[OBJECTIVE 1]
In the release excerpt, which act's qui tam provisions are named?
[OBJECTIVE 2]
List every venue that the release excerpt names, in paragraph (b), as a place where legal proceedings against Releasees will not be instituted.
[OBJECTIVE 3]
Reproduce the stretch of the release excerpt from "(b)              agrees that" through "in Employment Act.".

[TEXT EXCERPT]
═══

3. For and in consideration of the promises and covenants made by              to the Company and the Company to             , contained herein,              and the Company have agreed and do agree as follows:

 

(a)              waives, releases and forever discharges Releasees from any claims and potential claims for relief, causes of action and liabilities, known or unknown, that [he/she] has or may have against Releasees arising out of, relating to or resulting from any events occurring prior to the execution of this Release, including but not limited to any claims and potential claims for relief, causes of action and liabilities of any and every kind, nature and character whatsoever, known or unknown, arising out of, relating to or resulting from the employment relationship between              and the Company and its subsidiaries, affiliates and predecessors, and the termination of that relationship including any and all claims and rights under the Age Discrimination in Employment Act, and any personal gain with respect to any claim arising under the qui tam provisions of the False Claims Act, 31 U.S.C. 3730 but excluding any rights or benefits to which              is entitled under the Severance Agreement. In addition, this Release does not cover, and nothing in this Release shall be construed to cover, any claim that cannot be so released as a matter of applicable law.

 

(b)              agrees that [he/she] will not directly or indirectly institute any legal proceedings against Releasees before any court, administrative agency, arbitrator or any other tribunal or forum whatsoever by reason of any claims and potential claims for relief, causes of action and liabilities of any and every kind, nature and character whatsoever, known or unknown, arising out of, relating to or resulting from any events occurring prior to the execution of this Release, including but not limited to any claims and potential claims for relief, causes of action and liabilities arising out of, relating to or resulting from the employment relationship between              and the Company and its subsidiaries, affiliates and predecessors, and/or the termination of that relationship including any and all claims and rights under the Age Discrimination in Employment Act.

═══

[Entries from a dataset]
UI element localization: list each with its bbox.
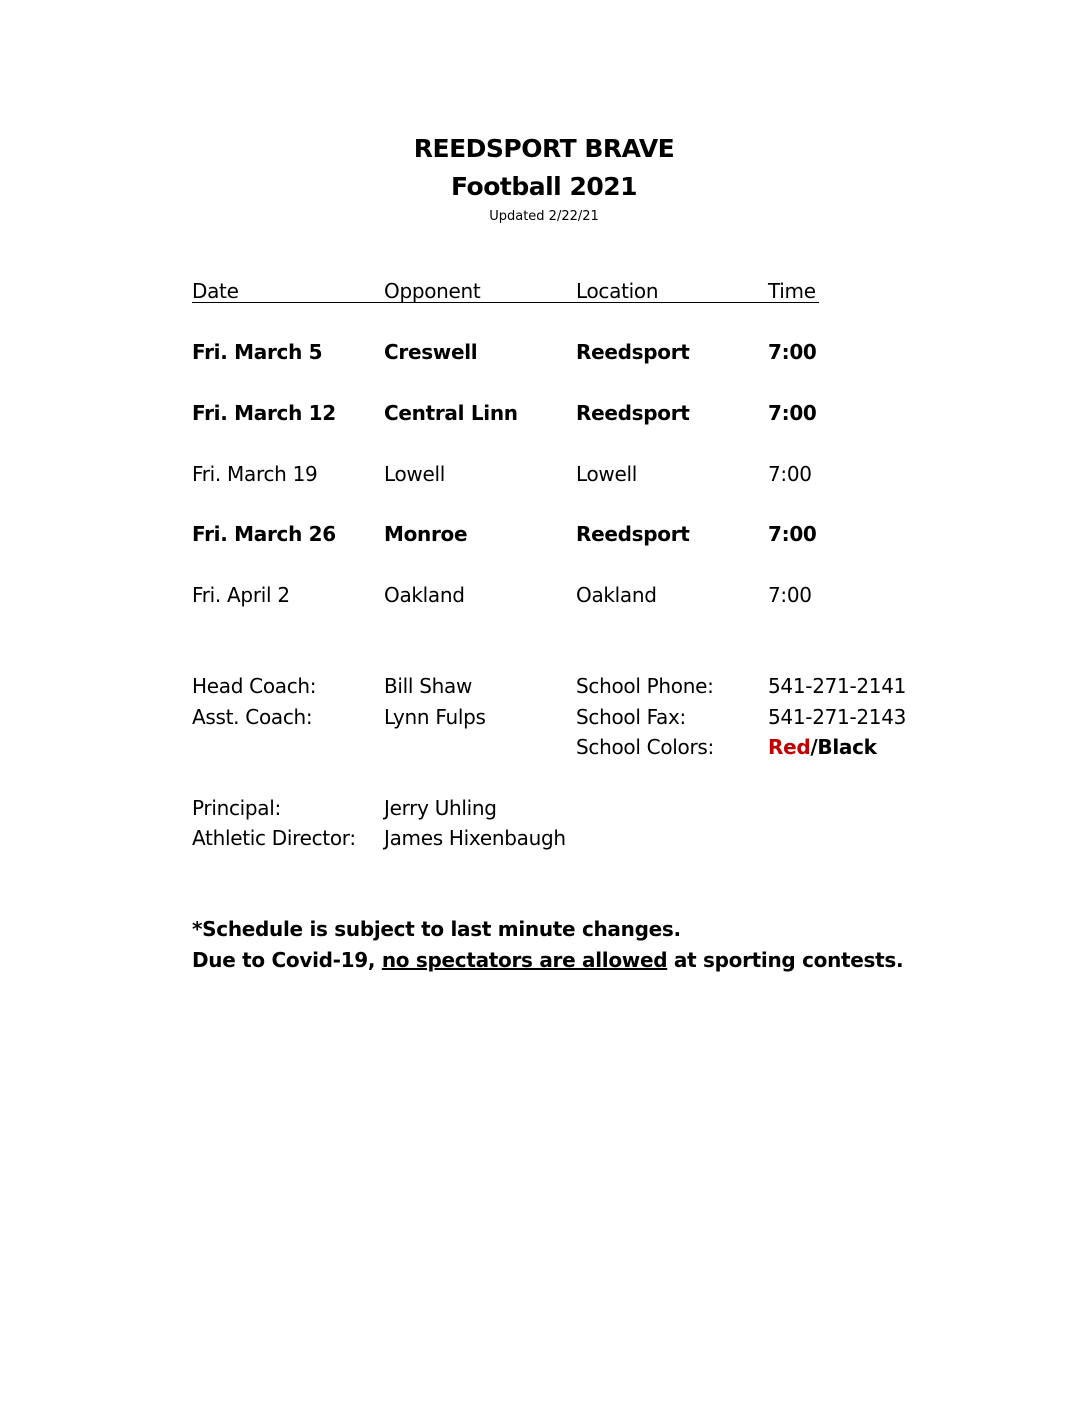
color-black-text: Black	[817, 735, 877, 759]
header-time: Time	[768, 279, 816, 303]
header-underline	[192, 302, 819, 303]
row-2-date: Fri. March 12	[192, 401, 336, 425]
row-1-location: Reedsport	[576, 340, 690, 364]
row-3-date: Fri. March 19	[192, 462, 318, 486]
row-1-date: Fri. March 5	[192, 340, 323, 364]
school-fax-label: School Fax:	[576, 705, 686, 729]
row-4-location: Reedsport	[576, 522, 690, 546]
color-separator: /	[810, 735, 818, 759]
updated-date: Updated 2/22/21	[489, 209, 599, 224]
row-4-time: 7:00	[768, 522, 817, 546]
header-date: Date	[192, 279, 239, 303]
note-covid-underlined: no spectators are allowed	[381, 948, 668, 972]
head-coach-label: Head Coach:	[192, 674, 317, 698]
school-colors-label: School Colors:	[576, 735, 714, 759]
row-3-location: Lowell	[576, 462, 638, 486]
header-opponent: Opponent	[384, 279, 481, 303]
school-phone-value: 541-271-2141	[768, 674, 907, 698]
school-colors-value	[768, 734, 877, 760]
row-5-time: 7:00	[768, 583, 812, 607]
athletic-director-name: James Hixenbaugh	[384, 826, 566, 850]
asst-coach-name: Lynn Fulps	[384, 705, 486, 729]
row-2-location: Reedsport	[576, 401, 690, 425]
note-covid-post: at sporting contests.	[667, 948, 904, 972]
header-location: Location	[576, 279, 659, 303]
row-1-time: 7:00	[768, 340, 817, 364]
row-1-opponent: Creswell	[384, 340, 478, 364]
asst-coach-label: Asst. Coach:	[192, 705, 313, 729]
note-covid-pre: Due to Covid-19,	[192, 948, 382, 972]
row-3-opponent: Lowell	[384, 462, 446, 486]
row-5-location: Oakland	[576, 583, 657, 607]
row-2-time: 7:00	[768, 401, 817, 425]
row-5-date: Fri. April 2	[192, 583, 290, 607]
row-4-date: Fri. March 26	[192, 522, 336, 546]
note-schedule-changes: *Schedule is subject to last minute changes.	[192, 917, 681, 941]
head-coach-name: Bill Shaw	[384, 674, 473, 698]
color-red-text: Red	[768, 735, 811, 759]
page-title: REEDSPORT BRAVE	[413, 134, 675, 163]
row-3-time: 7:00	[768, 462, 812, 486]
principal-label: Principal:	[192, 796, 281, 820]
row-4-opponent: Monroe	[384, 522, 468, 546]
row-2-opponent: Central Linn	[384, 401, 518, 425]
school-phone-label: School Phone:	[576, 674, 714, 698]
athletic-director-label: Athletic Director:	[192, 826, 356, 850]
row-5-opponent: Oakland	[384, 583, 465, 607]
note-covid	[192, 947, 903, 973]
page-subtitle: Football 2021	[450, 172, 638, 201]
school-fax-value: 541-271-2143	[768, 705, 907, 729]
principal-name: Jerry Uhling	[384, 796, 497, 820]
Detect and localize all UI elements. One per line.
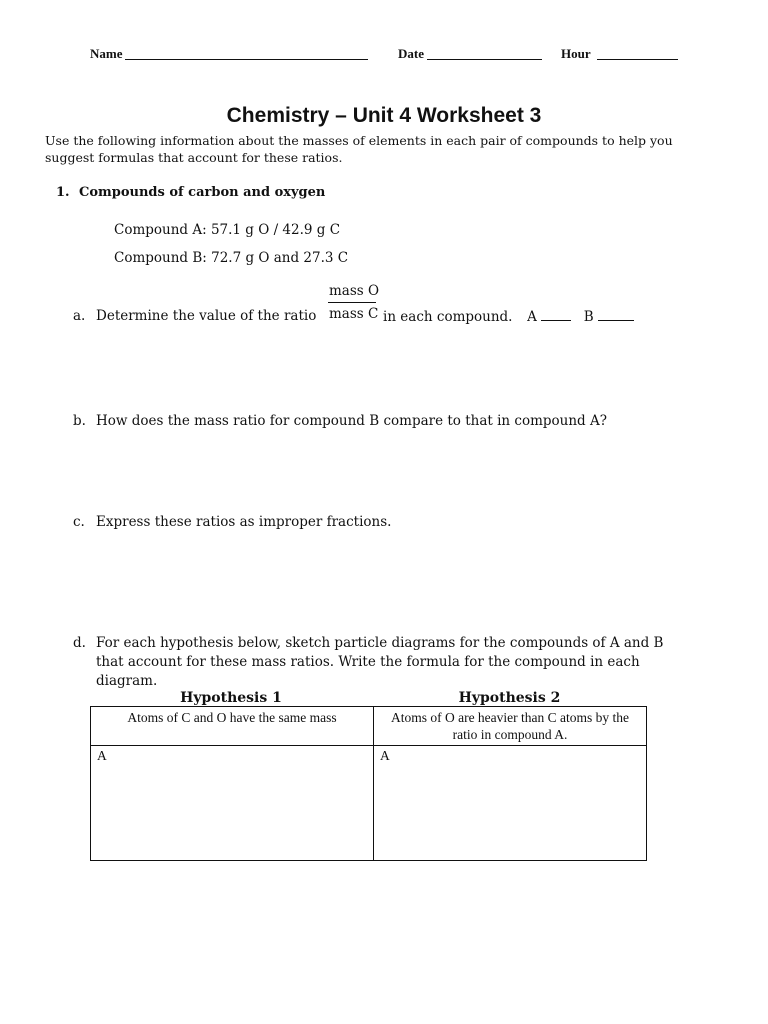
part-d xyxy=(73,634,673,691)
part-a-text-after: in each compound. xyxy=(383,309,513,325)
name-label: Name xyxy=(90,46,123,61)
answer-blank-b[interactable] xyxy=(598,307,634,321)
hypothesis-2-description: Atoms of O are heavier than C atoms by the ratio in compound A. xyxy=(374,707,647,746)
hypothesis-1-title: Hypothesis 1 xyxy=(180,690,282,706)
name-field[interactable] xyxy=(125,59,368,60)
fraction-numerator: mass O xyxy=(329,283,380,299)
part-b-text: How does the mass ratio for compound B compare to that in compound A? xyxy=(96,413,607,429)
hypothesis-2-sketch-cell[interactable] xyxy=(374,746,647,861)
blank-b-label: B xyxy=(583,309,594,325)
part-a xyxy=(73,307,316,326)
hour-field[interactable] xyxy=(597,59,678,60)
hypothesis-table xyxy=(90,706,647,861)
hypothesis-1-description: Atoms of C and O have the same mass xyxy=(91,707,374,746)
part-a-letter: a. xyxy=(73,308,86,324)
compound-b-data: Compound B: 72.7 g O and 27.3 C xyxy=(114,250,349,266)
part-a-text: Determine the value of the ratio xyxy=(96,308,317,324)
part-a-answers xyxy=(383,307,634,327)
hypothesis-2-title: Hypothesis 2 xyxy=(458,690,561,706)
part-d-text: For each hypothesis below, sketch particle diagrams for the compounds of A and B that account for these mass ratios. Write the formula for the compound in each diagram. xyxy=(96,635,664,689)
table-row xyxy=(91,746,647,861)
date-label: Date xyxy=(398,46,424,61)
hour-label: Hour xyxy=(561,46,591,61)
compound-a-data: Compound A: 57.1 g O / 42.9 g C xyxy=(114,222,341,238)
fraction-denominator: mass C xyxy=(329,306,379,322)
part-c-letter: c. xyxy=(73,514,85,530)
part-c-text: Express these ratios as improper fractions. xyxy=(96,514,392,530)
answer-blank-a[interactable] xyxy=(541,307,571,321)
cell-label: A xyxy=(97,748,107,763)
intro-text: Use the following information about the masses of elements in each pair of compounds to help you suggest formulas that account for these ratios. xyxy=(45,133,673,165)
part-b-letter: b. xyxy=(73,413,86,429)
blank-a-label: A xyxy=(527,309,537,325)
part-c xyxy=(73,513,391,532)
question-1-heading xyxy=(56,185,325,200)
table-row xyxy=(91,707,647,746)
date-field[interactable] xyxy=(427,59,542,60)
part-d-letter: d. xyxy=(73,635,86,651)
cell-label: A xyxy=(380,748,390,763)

═══

[EXERCISE RESPONSE 1]
The False Claims Act, 31 U.S.C. 3730.

[EXERCISE RESPONSE 2]
- court
- administrative agency
- arbitrator
- any other tribunal or forum

[EXERCISE RESPONSE 3]
(b)              agrees that [he/she] will not directly or indirectly institute any legal proceedings against Releasees before any court, administrative agency, arbitrator or any other tribunal or forum whatsoever by reason of any claims and potential claims for relief, causes of action and liabilities of any and every kind, nature and character whatsoever, known or unknown, arising out of, relating to or resulting from any events occurring prior to the execution of this Release, including but not limited to any claims and potential claims for relief, causes of action and liabilities arising out of, relating to or resulting from the employment relationship between              and the Company and its subsidiaries, affiliates and predecessors, and/or the termination of that relationship including any and all claims and rights under the Age Discrimination in Employment Act.